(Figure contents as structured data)
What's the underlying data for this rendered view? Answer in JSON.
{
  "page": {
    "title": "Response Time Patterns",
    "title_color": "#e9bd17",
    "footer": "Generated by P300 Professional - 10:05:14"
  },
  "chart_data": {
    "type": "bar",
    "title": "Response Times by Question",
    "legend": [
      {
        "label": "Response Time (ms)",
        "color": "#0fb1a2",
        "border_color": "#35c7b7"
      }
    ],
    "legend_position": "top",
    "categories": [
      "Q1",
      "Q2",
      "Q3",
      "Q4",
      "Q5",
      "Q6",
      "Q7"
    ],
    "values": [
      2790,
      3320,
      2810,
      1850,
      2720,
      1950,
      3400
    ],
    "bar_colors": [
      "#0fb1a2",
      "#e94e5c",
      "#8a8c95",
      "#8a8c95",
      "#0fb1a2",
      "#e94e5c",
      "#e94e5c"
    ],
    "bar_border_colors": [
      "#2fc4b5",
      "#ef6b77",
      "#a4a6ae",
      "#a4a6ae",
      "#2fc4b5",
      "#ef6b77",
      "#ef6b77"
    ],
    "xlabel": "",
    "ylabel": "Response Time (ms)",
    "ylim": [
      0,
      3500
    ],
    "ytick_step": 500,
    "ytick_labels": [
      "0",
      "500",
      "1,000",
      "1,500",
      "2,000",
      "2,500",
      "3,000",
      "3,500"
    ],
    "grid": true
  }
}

Problem: Retype the entries one by one, exactly.

Solved exercise:
What's the underlying data for this rendered view? Answer in JSON.
{
  "page": {
    "title": "Response Time Patterns",
    "title_color": "#e9bd17",
    "footer": "Generated by P300 Professional - 10:05:14"
  },
  "chart_data": {
    "type": "bar",
    "title": "Response Times by Question",
    "legend": [
      {
        "label": "Response Time (ms)",
        "color": "#0fb1a2",
        "border_color": "#35c7b7"
      }
    ],
    "legend_position": "top",
    "categories": [
      "Q1",
      "Q2",
      "Q3",
      "Q4",
      "Q5",
      "Q6",
      "Q7"
    ],
    "values": [
      2790,
      3320,
      2810,
      1850,
      2720,
      1950,
      3400
    ],
    "bar_colors": [
      "#0fb1a2",
      "#e94e5c",
      "#8a8c95",
      "#8a8c95",
      "#0fb1a2",
      "#e94e5c",
      "#e94e5c"
    ],
    "bar_border_colors": [
      "#2fc4b5",
      "#ef6b77",
      "#a4a6ae",
      "#a4a6ae",
      "#2fc4b5",
      "#ef6b77",
      "#ef6b77"
    ],
    "xlabel": "",
    "ylabel": "Response Time (ms)",
    "ylim": [
      0,
      3500
    ],
    "ytick_step": 500,
    "ytick_labels": [
      "0",
      "500",
      "1,000",
      "1,500",
      "2,000",
      "2,500",
      "3,000",
      "3,500"
    ],
    "grid": true
  }
}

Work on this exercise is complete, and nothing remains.